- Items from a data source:
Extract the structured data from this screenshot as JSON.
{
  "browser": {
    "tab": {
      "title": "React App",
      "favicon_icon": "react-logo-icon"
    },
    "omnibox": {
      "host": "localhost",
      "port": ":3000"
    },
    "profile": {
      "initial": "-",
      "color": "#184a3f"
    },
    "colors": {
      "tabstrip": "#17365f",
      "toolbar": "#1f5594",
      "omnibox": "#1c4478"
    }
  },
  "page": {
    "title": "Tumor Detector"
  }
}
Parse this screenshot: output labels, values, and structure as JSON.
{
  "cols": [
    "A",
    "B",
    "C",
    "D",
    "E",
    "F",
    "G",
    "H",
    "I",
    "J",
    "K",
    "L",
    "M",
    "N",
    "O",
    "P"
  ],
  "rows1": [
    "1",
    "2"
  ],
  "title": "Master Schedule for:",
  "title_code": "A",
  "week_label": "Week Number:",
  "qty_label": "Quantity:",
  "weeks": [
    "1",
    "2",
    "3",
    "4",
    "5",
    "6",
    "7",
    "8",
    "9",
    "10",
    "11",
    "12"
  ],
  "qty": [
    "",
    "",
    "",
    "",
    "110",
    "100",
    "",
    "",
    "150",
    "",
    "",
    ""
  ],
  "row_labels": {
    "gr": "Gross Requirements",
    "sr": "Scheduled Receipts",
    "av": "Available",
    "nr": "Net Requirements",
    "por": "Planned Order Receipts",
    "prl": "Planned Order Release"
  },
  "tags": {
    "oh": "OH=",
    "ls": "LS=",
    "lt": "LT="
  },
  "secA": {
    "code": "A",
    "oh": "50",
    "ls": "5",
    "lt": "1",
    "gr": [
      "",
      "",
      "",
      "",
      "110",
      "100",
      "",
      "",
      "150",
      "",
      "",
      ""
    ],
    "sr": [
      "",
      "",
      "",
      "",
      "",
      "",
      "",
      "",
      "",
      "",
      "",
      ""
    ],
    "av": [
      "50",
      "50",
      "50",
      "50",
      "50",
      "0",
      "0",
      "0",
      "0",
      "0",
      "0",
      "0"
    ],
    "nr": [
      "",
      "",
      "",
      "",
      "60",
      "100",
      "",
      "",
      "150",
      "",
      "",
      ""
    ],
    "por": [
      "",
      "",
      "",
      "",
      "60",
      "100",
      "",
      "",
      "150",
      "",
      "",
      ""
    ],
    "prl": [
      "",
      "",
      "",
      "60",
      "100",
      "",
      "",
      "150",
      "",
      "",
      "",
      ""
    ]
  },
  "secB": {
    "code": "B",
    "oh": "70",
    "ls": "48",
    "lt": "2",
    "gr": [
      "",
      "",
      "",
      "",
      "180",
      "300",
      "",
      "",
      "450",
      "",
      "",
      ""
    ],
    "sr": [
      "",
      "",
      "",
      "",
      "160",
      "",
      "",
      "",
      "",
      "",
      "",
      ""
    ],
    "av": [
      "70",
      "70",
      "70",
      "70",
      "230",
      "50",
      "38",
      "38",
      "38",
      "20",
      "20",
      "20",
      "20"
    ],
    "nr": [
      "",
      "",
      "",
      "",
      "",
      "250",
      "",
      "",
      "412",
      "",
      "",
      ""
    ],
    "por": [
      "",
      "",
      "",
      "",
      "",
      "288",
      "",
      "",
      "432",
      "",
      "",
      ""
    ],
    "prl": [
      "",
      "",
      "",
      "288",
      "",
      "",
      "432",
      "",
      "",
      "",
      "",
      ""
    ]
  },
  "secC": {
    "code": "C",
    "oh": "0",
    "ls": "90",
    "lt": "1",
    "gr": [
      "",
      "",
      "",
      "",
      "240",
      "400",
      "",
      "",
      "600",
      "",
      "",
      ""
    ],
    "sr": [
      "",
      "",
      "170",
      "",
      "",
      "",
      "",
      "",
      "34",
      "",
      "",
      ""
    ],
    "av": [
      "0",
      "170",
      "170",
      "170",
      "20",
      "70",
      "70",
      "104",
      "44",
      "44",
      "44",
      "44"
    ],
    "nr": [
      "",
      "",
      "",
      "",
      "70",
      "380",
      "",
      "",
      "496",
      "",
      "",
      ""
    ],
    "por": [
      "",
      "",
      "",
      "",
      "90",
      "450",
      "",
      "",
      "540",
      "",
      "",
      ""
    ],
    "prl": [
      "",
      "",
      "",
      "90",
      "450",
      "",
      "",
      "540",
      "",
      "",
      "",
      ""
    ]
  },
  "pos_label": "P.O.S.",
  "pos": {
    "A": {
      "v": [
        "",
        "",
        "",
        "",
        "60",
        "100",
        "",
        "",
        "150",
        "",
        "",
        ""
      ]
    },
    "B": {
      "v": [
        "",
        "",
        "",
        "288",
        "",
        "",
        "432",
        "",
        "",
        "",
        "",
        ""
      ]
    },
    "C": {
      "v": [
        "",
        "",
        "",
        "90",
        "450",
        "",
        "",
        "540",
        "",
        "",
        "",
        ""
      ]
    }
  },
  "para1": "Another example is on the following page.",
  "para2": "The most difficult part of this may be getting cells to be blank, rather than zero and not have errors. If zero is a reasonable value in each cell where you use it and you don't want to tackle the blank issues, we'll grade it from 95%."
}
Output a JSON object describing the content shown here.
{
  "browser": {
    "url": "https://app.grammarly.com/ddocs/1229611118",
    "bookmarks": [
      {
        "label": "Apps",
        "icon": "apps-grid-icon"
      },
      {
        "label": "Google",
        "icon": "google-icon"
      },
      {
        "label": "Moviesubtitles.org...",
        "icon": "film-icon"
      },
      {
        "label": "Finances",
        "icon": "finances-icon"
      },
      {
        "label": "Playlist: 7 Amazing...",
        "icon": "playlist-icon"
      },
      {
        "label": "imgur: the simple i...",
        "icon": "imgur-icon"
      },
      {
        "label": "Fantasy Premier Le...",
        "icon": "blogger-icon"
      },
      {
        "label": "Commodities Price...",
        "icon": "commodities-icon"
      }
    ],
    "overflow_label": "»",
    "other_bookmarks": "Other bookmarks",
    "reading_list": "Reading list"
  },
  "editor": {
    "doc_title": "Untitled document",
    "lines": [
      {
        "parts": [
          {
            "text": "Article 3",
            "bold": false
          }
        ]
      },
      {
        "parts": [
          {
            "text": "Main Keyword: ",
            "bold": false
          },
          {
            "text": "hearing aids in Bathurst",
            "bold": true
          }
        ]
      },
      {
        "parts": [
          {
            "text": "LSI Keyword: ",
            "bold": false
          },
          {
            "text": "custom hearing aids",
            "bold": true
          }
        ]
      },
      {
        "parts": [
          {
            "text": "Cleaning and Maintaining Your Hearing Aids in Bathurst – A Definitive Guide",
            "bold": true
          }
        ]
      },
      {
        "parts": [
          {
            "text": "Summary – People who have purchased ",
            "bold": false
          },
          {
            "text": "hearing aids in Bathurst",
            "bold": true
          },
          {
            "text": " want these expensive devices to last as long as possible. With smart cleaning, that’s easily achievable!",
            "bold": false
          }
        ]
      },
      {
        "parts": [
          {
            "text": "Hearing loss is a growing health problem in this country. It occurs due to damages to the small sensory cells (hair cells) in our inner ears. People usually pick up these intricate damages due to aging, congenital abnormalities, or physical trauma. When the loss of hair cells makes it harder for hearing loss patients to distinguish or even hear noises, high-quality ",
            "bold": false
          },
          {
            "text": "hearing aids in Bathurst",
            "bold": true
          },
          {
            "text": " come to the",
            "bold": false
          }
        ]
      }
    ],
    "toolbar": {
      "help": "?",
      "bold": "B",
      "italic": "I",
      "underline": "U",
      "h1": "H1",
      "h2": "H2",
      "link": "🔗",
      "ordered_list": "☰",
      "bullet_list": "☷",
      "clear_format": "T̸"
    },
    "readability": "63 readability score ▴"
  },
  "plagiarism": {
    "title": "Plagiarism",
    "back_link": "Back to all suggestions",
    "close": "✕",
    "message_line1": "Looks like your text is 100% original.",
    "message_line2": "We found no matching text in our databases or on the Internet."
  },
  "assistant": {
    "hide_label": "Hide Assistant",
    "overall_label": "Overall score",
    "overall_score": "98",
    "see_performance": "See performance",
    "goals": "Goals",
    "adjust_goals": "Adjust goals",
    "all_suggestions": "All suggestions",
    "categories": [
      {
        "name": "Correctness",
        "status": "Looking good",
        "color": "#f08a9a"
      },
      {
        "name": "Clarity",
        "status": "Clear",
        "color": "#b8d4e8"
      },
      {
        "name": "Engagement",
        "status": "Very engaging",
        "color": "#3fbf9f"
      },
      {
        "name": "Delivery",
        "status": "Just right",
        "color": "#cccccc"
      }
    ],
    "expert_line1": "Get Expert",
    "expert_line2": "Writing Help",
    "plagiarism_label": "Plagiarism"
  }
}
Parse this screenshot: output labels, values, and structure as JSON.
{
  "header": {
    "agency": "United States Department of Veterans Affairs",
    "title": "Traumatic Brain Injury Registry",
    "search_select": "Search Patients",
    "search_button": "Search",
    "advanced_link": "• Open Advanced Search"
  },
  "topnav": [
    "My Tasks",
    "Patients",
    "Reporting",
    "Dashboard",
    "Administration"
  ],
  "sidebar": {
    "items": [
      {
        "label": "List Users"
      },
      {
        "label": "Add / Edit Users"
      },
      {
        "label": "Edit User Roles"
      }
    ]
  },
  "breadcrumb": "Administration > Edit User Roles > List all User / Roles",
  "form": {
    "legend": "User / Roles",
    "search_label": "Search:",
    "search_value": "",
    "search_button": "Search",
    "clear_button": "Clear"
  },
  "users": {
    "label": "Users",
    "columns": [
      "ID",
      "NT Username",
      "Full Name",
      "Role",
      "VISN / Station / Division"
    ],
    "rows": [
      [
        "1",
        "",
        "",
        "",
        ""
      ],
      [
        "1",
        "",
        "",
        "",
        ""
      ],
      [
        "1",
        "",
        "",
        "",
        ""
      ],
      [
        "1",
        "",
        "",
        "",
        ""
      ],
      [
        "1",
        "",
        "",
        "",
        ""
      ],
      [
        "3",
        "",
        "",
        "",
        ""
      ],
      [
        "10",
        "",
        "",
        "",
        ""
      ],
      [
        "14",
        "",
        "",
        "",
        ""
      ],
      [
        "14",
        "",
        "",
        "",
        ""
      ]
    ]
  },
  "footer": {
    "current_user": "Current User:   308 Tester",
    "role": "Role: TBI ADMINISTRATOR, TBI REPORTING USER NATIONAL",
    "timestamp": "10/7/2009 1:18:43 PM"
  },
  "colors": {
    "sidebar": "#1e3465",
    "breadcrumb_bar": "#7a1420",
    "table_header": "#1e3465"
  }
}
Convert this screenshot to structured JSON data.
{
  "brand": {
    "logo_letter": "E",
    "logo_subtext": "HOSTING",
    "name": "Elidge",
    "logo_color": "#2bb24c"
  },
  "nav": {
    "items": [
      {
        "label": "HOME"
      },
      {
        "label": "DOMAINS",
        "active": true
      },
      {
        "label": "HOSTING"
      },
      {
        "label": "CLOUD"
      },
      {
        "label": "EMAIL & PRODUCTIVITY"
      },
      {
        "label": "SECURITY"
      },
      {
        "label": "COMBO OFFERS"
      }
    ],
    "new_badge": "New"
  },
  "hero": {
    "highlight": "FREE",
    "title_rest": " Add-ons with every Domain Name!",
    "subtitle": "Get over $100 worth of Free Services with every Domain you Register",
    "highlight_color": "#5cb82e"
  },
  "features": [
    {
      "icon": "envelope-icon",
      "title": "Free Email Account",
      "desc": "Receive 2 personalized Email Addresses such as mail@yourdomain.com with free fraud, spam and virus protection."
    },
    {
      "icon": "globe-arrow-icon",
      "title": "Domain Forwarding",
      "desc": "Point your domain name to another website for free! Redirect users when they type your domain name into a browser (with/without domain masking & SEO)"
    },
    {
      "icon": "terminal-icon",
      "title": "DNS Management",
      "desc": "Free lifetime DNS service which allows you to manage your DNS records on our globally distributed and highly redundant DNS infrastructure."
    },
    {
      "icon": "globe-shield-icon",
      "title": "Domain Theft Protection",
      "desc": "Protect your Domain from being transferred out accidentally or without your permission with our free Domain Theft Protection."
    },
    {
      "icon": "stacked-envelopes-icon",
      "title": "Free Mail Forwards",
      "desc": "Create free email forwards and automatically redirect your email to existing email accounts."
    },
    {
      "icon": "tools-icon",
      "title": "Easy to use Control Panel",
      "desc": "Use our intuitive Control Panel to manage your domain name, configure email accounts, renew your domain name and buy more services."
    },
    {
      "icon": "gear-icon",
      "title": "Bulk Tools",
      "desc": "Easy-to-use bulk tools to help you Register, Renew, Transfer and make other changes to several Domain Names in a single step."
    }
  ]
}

- WHAT IS EXPECTED:
In the records above, find each line that holds the word "accounts"; copy all such lines.

- ANSWER SECTION:
      "desc": "Create free email forwards and automatically redirect your email to existing email accounts."
      "desc": "Use our intuitive Control Panel to manage your domain name, configure email accounts, renew your domain name and buy more services."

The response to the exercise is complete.